**Written task**: Leave out the images and repeat the listing below without a single change.

**Material**:

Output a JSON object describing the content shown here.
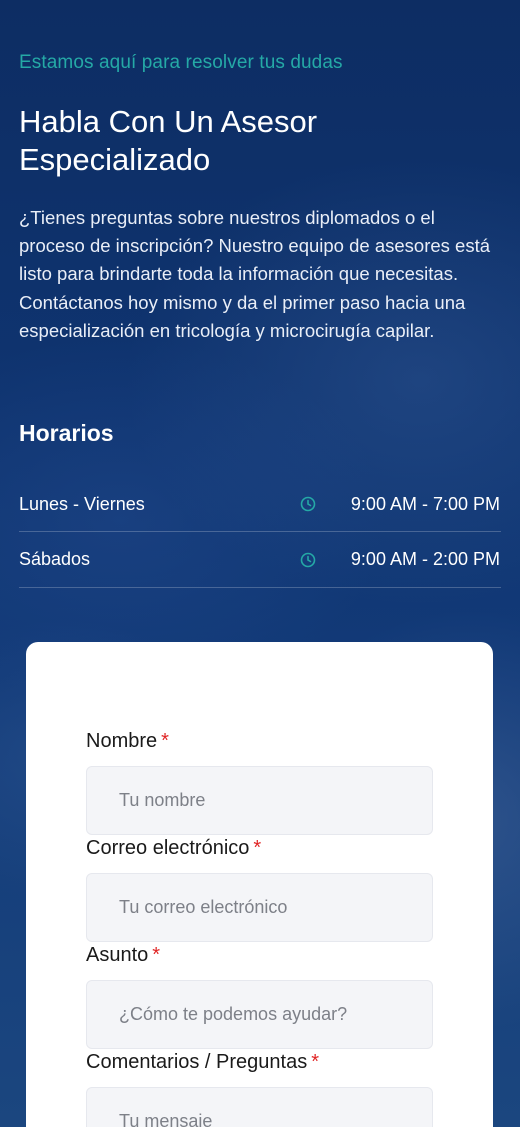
{
  "hero": {
    "eyebrow": "Estamos aquí para resolver tus dudas",
    "title": "Habla Con Un Asesor Especializado",
    "intro": "¿Tienes preguntas sobre nuestros diplomados o el proceso de inscripción? Nuestro equipo de asesores está listo para brindarte toda la información que necesitas. Contáctanos hoy mismo y da el primer paso hacia una especialización en tricología y microcirugía capilar."
  },
  "hours": {
    "title": "Horarios",
    "rows": [
      {
        "day": "Lunes - Viernes",
        "icon": "clock-icon",
        "time": "9:00 AM - 7:00 PM"
      },
      {
        "day": "Sábados",
        "icon": "clock-icon",
        "time": "9:00 AM - 2:00 PM"
      }
    ]
  },
  "form": {
    "required_mark": "*",
    "fields": [
      {
        "label": "Nombre",
        "placeholder": "Tu nombre"
      },
      {
        "label": "Correo electrónico",
        "placeholder": "Tu correo electrónico"
      },
      {
        "label": "Asunto",
        "placeholder": "¿Cómo te podemos ayudar?"
      },
      {
        "label": "Comentarios / Preguntas",
        "placeholder": "Tu mensaje"
      }
    ]
  },
  "colors": {
    "accent": "#25a9a6",
    "background": "#0f3470",
    "required": "#e02424",
    "input_bg": "#f4f5f8"
  }
}
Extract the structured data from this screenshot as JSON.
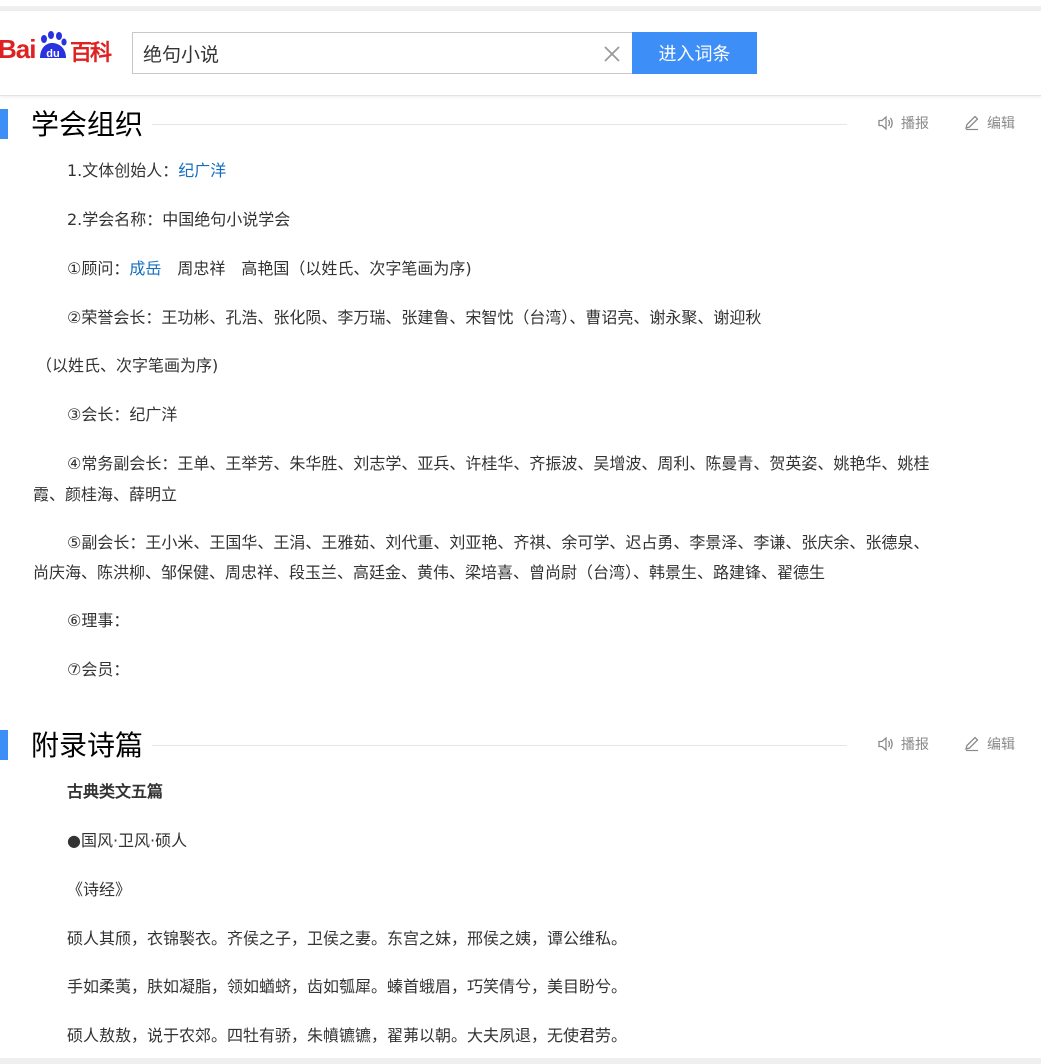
{
  "search": {
    "brand_bai": "Bai",
    "brand_du": "du",
    "brand_baike": "百科",
    "query": "绝句小说",
    "submit_label": "进入词条"
  },
  "sections": [
    {
      "title": "学会组织",
      "play_label": "播报",
      "edit_label": "编辑"
    },
    {
      "title": "附录诗篇",
      "play_label": "播报",
      "edit_label": "编辑"
    }
  ],
  "org": {
    "p1_label": "1.文体创始人：",
    "p1_link": "纪广洋",
    "p2": "2.学会名称：中国绝句小说学会",
    "p3_label": "①顾问：",
    "p3_link": "成岳",
    "p3_rest": "　周忠祥　高艳国（以姓氏、次字笔画为序)",
    "p4": "②荣誉会长：王功彬、孔浩、张化陨、李万瑞、张建鲁、宋智忱（台湾）、曹诏亮、谢永聚、谢迎秋",
    "p5": "（以姓氏、次字笔画为序)",
    "p6": "③会长：纪广洋",
    "p7_line1": "④常务副会长：王单、王举芳、朱华胜、刘志学、亚兵、许桂华、齐振波、吴增波、周利、陈曼青、贺英姿、姚艳华、姚桂",
    "p7_line2": "霞、颜桂海、薛明立",
    "p8_line1": "⑤副会长：王小米、王国华、王涓、王雅茹、刘代重、刘亚艳、齐祺、余可学、迟占勇、李景泽、李谦、张庆余、张德泉、",
    "p8_line2": "尚庆海、陈洪柳、邹保健、周忠祥、段玉兰、高廷金、黄伟、梁培喜、曾尚尉（台湾）、韩景生、路建锋、翟德生",
    "p9": "⑥理事：",
    "p10": "⑦会员："
  },
  "poems": {
    "heading": "古典类文五篇",
    "title1": "●国风·卫风·硕人",
    "source1": "《诗经》",
    "line1": "硕人其颀，衣锦褧衣。齐侯之子，卫侯之妻。东宫之妹，邢侯之姨，谭公维私。",
    "line2": "手如柔荑，肤如凝脂，领如蝤蛴，齿如瓠犀。螓首蛾眉，巧笑倩兮，美目盼兮。",
    "line3": "硕人敖敖，说于农郊。四牡有骄，朱幩镳镳，翟茀以朝。大夫夙退，无使君劳。"
  }
}
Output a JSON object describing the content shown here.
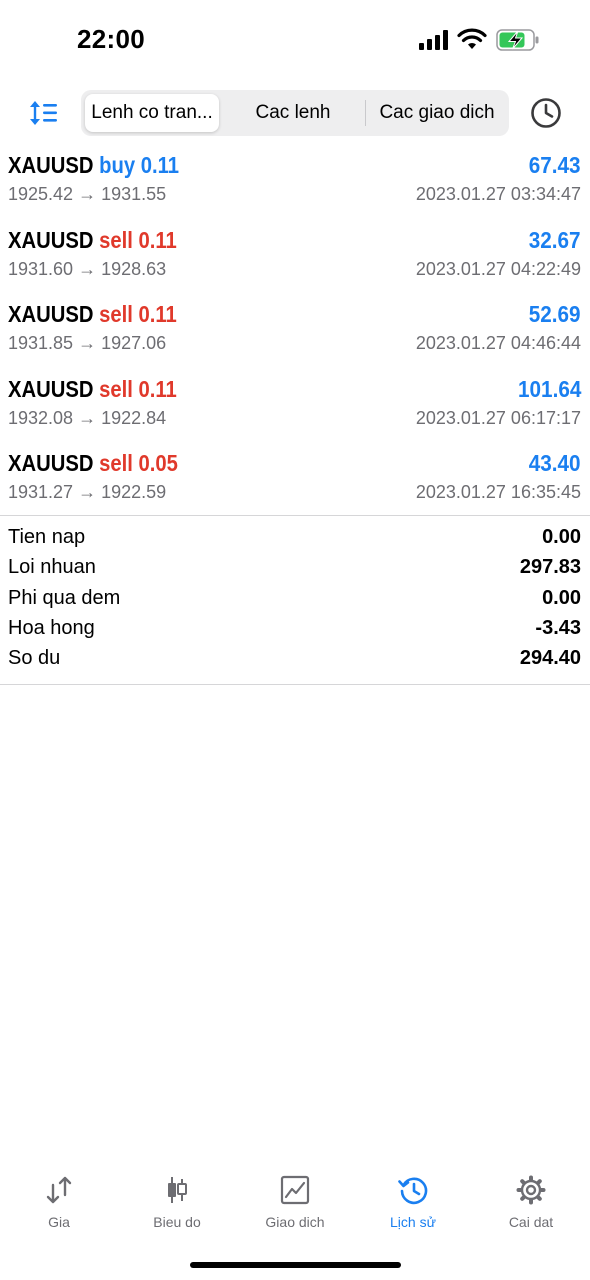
{
  "status_bar": {
    "time": "22:00"
  },
  "segments": [
    {
      "label": "Lenh co tran..."
    },
    {
      "label": "Cac lenh"
    },
    {
      "label": "Cac giao dich"
    }
  ],
  "deals": [
    {
      "symbol": "XAUUSD",
      "side": "buy",
      "volume": "0.11",
      "profit": "67.43",
      "prices": "1925.42 → 1931.55",
      "time": "2023.01.27 03:34:47"
    },
    {
      "symbol": "XAUUSD",
      "side": "sell",
      "volume": "0.11",
      "profit": "32.67",
      "prices": "1931.60 → 1928.63",
      "time": "2023.01.27 04:22:49"
    },
    {
      "symbol": "XAUUSD",
      "side": "sell",
      "volume": "0.11",
      "profit": "52.69",
      "prices": "1931.85 → 1927.06",
      "time": "2023.01.27 04:46:44"
    },
    {
      "symbol": "XAUUSD",
      "side": "sell",
      "volume": "0.11",
      "profit": "101.64",
      "prices": "1932.08 → 1922.84",
      "time": "2023.01.27 06:17:17"
    },
    {
      "symbol": "XAUUSD",
      "side": "sell",
      "volume": "0.05",
      "profit": "43.40",
      "prices": "1931.27 → 1922.59",
      "time": "2023.01.27 16:35:45"
    }
  ],
  "summary": [
    {
      "label": "Tien nap",
      "value": "0.00"
    },
    {
      "label": "Loi nhuan",
      "value": "297.83"
    },
    {
      "label": "Phi qua dem",
      "value": "0.00"
    },
    {
      "label": "Hoa hong",
      "value": "-3.43"
    },
    {
      "label": "So du",
      "value": "294.40"
    }
  ],
  "tabs": [
    {
      "label": "Gia",
      "icon": "arrows-updown-icon"
    },
    {
      "label": "Bieu do",
      "icon": "candlestick-icon"
    },
    {
      "label": "Giao dich",
      "icon": "trade-chart-icon"
    },
    {
      "label": "Lịch sử",
      "icon": "history-icon"
    },
    {
      "label": "Cai dat",
      "icon": "gear-icon"
    }
  ],
  "colors": {
    "accent": "#1a7ff0",
    "sell": "#e0392b",
    "secondary_text": "#6d6d72",
    "battery": "#34c759"
  }
}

**Answer to this problem**:
Output a JSON object describing the content shown here.
{
  "hero": {
    "eyebrow": "Estamos aquí para resolver tus dudas",
    "title": "Habla Con Un Asesor Especializado",
    "intro": "¿Tienes preguntas sobre nuestros diplomados o el proceso de inscripción? Nuestro equipo de asesores está listo para brindarte toda la información que necesitas. Contáctanos hoy mismo y da el primer paso hacia una especialización en tricología y microcirugía capilar."
  },
  "hours": {
    "title": "Horarios",
    "rows": [
      {
        "day": "Lunes - Viernes",
        "icon": "clock-icon",
        "time": "9:00 AM - 7:00 PM"
      },
      {
        "day": "Sábados",
        "icon": "clock-icon",
        "time": "9:00 AM - 2:00 PM"
      }
    ]
  },
  "form": {
    "required_mark": "*",
    "fields": [
      {
        "label": "Nombre",
        "placeholder": "Tu nombre"
      },
      {
        "label": "Correo electrónico",
        "placeholder": "Tu correo electrónico"
      },
      {
        "label": "Asunto",
        "placeholder": "¿Cómo te podemos ayudar?"
      },
      {
        "label": "Comentarios / Preguntas",
        "placeholder": "Tu mensaje"
      }
    ]
  },
  "colors": {
    "accent": "#25a9a6",
    "background": "#0f3470",
    "required": "#e02424",
    "input_bg": "#f4f5f8"
  }
}
Extract the structured data from this screenshot as JSON.
{
  "search": {
    "brand_bai": "Bai",
    "brand_du": "du",
    "brand_baike": "百科",
    "query": "绝句小说",
    "submit_label": "进入词条"
  },
  "sections": [
    {
      "title": "学会组织",
      "play_label": "播报",
      "edit_label": "编辑"
    },
    {
      "title": "附录诗篇",
      "play_label": "播报",
      "edit_label": "编辑"
    }
  ],
  "org": {
    "p1_label": "1.文体创始人：",
    "p1_link": "纪广洋",
    "p2": "2.学会名称：中国绝句小说学会",
    "p3_label": "①顾问：",
    "p3_link": "成岳",
    "p3_rest": "　周忠祥　高艳国（以姓氏、次字笔画为序)",
    "p4": "②荣誉会长：王功彬、孔浩、张化陨、李万瑞、张建鲁、宋智忱（台湾）、曹诏亮、谢永聚、谢迎秋",
    "p5": "（以姓氏、次字笔画为序)",
    "p6": "③会长：纪广洋",
    "p7_line1": "④常务副会长：王单、王举芳、朱华胜、刘志学、亚兵、许桂华、齐振波、吴增波、周利、陈曼青、贺英姿、姚艳华、姚桂",
    "p7_line2": "霞、颜桂海、薛明立",
    "p8_line1": "⑤副会长：王小米、王国华、王涓、王雅茹、刘代重、刘亚艳、齐祺、余可学、迟占勇、李景泽、李谦、张庆余、张德泉、",
    "p8_line2": "尚庆海、陈洪柳、邹保健、周忠祥、段玉兰、高廷金、黄伟、梁培喜、曾尚尉（台湾）、韩景生、路建锋、翟德生",
    "p9": "⑥理事：",
    "p10": "⑦会员："
  },
  "poems": {
    "heading": "古典类文五篇",
    "title1": "●国风·卫风·硕人",
    "source1": "《诗经》",
    "line1": "硕人其颀，衣锦褧衣。齐侯之子，卫侯之妻。东宫之妹，邢侯之姨，谭公维私。",
    "line2": "手如柔荑，肤如凝脂，领如蝤蛴，齿如瓠犀。螓首蛾眉，巧笑倩兮，美目盼兮。",
    "line3": "硕人敖敖，说于农郊。四牡有骄，朱幩镳镳，翟茀以朝。大夫夙退，无使君劳。"
  }
}
Output a JSON object describing the content shown here.
{
  "status_bar": {
    "time": "22:00"
  },
  "segments": [
    {
      "label": "Lenh co tran..."
    },
    {
      "label": "Cac lenh"
    },
    {
      "label": "Cac giao dich"
    }
  ],
  "deals": [
    {
      "symbol": "XAUUSD",
      "side": "buy",
      "volume": "0.11",
      "profit": "67.43",
      "prices": "1925.42 → 1931.55",
      "time": "2023.01.27 03:34:47"
    },
    {
      "symbol": "XAUUSD",
      "side": "sell",
      "volume": "0.11",
      "profit": "32.67",
      "prices": "1931.60 → 1928.63",
      "time": "2023.01.27 04:22:49"
    },
    {
      "symbol": "XAUUSD",
      "side": "sell",
      "volume": "0.11",
      "profit": "52.69",
      "prices": "1931.85 → 1927.06",
      "time": "2023.01.27 04:46:44"
    },
    {
      "symbol": "XAUUSD",
      "side": "sell",
      "volume": "0.11",
      "profit": "101.64",
      "prices": "1932.08 → 1922.84",
      "time": "2023.01.27 06:17:17"
    },
    {
      "symbol": "XAUUSD",
      "side": "sell",
      "volume": "0.05",
      "profit": "43.40",
      "prices": "1931.27 → 1922.59",
      "time": "2023.01.27 16:35:45"
    }
  ],
  "summary": [
    {
      "label": "Tien nap",
      "value": "0.00"
    },
    {
      "label": "Loi nhuan",
      "value": "297.83"
    },
    {
      "label": "Phi qua dem",
      "value": "0.00"
    },
    {
      "label": "Hoa hong",
      "value": "-3.43"
    },
    {
      "label": "So du",
      "value": "294.40"
    }
  ],
  "tabs": [
    {
      "label": "Gia",
      "icon": "arrows-updown-icon"
    },
    {
      "label": "Bieu do",
      "icon": "candlestick-icon"
    },
    {
      "label": "Giao dich",
      "icon": "trade-chart-icon"
    },
    {
      "label": "Lịch sử",
      "icon": "history-icon"
    },
    {
      "label": "Cai dat",
      "icon": "gear-icon"
    }
  ],
  "colors": {
    "accent": "#1a7ff0",
    "sell": "#e0392b",
    "secondary_text": "#6d6d72",
    "battery": "#34c759"
  }
}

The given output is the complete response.